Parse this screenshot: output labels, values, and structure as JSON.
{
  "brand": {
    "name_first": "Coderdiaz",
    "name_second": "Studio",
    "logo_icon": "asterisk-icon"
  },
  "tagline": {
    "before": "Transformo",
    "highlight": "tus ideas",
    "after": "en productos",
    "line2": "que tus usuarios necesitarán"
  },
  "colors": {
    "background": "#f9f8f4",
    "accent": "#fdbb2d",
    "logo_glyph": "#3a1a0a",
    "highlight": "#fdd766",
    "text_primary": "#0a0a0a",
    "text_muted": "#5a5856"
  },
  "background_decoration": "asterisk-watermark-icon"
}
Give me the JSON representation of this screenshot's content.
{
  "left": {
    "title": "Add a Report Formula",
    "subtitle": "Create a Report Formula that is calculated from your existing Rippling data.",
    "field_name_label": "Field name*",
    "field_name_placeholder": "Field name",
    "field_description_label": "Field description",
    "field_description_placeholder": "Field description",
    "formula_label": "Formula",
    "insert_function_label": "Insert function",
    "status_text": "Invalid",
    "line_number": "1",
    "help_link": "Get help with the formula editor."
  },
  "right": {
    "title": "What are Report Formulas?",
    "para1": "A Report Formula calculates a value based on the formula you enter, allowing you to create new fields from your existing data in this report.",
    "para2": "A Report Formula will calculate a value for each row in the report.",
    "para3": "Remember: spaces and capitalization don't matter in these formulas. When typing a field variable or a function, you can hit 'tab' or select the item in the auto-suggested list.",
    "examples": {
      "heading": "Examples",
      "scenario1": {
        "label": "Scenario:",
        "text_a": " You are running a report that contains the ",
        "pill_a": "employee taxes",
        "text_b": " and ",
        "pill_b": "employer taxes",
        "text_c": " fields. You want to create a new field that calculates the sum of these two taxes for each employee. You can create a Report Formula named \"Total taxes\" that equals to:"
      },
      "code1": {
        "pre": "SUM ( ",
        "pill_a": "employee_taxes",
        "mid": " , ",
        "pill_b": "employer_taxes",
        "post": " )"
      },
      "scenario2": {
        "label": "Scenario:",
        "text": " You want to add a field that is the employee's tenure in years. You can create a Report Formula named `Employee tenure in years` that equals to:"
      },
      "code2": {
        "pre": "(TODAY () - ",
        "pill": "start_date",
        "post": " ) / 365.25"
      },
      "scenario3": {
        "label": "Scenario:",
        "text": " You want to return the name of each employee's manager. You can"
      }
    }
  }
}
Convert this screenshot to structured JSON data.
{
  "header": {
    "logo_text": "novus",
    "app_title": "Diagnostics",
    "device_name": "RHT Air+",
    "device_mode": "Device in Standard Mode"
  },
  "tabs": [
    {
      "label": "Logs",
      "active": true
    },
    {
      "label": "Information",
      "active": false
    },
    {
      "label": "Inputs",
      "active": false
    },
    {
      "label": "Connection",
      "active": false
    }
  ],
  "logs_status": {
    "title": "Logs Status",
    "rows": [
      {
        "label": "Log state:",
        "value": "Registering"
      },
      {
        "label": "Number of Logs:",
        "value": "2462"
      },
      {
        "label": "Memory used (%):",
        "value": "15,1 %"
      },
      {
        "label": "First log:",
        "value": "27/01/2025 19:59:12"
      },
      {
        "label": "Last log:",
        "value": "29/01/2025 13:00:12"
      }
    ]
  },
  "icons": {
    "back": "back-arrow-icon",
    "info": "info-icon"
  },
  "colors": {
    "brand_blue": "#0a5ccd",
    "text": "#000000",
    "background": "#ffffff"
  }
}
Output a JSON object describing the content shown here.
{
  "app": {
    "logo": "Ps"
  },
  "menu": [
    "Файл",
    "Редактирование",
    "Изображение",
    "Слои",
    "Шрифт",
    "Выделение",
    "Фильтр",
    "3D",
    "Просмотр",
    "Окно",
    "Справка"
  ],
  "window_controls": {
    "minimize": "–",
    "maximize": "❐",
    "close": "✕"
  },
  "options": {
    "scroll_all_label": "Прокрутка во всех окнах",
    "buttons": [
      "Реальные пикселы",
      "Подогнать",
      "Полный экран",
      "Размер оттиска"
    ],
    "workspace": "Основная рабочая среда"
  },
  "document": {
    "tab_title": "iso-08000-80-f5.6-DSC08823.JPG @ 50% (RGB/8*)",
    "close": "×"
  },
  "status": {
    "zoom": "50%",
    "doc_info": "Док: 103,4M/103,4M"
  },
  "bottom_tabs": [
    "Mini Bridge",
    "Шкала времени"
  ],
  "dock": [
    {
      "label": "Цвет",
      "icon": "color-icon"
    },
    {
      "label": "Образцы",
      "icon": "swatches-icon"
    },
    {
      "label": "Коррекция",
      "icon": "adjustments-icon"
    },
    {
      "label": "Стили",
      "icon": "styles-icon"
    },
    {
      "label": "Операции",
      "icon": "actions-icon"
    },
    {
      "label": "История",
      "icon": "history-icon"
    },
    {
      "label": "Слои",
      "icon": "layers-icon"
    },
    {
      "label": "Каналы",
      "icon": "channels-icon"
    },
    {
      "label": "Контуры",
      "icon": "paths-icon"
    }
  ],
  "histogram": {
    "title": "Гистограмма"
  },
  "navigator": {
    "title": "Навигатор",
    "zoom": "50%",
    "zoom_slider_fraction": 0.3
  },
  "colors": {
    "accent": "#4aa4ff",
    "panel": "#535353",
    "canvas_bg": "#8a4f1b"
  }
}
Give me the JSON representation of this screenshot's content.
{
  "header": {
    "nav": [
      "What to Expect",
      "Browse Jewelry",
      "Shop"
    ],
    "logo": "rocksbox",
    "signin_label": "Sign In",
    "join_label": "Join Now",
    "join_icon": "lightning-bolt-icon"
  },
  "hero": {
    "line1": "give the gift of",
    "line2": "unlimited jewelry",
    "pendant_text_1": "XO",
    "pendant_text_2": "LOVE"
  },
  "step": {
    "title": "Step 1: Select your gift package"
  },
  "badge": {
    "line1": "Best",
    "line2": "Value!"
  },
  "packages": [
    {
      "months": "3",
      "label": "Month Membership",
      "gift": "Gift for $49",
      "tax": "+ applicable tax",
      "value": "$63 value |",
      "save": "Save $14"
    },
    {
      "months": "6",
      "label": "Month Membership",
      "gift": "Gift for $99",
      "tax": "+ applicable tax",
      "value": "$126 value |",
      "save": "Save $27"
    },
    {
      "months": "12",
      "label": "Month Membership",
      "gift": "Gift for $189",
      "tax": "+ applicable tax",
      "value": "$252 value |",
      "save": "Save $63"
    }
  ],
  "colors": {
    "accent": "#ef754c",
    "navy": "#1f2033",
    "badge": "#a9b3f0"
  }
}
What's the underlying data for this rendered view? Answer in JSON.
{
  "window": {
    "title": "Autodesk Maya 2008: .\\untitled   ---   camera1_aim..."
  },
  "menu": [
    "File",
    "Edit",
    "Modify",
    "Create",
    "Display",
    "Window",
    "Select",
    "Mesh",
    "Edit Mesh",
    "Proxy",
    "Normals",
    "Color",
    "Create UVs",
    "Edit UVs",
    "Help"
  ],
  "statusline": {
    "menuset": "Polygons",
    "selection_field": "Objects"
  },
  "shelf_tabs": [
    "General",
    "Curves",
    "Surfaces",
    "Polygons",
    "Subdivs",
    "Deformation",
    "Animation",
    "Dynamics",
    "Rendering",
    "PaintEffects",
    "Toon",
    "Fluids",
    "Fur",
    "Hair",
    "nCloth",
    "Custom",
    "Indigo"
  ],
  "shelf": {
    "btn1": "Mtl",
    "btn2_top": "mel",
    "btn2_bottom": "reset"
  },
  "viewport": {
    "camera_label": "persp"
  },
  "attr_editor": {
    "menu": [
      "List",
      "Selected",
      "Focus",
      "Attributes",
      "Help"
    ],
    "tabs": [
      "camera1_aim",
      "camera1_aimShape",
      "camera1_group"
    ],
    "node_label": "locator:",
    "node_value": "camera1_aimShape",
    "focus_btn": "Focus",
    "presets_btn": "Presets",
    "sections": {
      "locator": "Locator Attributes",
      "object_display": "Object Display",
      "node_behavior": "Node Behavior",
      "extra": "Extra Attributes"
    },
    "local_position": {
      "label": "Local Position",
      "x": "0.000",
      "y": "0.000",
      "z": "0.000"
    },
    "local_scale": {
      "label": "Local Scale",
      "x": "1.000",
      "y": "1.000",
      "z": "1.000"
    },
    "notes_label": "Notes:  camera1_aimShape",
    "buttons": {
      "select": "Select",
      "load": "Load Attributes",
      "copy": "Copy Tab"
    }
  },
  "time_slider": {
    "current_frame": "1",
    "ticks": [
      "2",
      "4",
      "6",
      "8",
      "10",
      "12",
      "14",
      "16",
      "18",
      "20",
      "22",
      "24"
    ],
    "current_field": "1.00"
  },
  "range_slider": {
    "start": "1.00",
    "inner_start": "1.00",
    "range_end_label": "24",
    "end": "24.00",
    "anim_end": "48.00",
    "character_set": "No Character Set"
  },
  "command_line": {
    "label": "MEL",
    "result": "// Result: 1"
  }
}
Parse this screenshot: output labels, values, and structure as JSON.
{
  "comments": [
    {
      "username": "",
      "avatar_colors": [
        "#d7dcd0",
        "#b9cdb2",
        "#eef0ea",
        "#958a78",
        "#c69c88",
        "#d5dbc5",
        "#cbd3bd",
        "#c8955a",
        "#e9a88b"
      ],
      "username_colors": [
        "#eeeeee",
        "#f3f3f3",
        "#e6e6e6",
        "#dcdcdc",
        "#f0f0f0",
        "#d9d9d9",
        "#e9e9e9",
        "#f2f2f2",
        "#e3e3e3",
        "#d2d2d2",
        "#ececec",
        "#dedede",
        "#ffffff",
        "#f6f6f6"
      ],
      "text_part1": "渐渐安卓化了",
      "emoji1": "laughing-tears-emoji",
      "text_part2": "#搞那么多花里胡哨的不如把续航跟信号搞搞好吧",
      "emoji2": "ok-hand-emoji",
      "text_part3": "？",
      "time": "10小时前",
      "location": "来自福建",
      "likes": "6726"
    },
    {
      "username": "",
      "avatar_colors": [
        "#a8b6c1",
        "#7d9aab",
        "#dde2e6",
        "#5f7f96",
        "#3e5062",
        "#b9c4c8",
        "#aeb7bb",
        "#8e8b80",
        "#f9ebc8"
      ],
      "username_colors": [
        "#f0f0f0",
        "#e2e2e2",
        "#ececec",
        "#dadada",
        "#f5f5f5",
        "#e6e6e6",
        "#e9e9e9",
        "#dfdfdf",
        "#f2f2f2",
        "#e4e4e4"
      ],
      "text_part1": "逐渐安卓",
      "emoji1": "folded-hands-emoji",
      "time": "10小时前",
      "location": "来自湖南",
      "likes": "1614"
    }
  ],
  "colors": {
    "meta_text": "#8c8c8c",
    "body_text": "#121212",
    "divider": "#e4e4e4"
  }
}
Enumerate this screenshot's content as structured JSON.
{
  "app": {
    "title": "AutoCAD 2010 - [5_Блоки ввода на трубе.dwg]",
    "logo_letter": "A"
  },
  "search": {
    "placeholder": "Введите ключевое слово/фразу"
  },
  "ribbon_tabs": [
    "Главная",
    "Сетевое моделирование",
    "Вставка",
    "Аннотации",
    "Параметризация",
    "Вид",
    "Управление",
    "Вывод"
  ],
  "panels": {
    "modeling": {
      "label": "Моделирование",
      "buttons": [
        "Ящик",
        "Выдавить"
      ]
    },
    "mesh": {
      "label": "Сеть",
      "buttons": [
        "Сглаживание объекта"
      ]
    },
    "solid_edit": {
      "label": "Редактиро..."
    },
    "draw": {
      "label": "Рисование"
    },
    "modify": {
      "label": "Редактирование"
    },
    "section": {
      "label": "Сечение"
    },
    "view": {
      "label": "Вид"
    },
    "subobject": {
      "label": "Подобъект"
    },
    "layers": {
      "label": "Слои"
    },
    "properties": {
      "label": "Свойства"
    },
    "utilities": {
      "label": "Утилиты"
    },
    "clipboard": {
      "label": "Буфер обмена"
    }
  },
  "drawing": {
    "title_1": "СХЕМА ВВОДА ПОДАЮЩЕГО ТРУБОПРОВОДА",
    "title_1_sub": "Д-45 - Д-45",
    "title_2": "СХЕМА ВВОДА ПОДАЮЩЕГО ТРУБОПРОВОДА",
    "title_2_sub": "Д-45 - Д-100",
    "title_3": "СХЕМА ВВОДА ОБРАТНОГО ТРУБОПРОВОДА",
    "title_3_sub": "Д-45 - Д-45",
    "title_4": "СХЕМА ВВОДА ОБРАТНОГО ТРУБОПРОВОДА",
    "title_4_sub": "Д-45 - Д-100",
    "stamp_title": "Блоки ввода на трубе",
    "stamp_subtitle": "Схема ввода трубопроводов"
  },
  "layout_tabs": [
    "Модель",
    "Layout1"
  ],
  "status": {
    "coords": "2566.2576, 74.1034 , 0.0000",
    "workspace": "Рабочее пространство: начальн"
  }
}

**Task**
Look over the material above and show each line where "workspace" appears.

**Response to this task**
    "workspace": "Основная рабочая среда"
    "workspace": "Рабочее пространство: начальн"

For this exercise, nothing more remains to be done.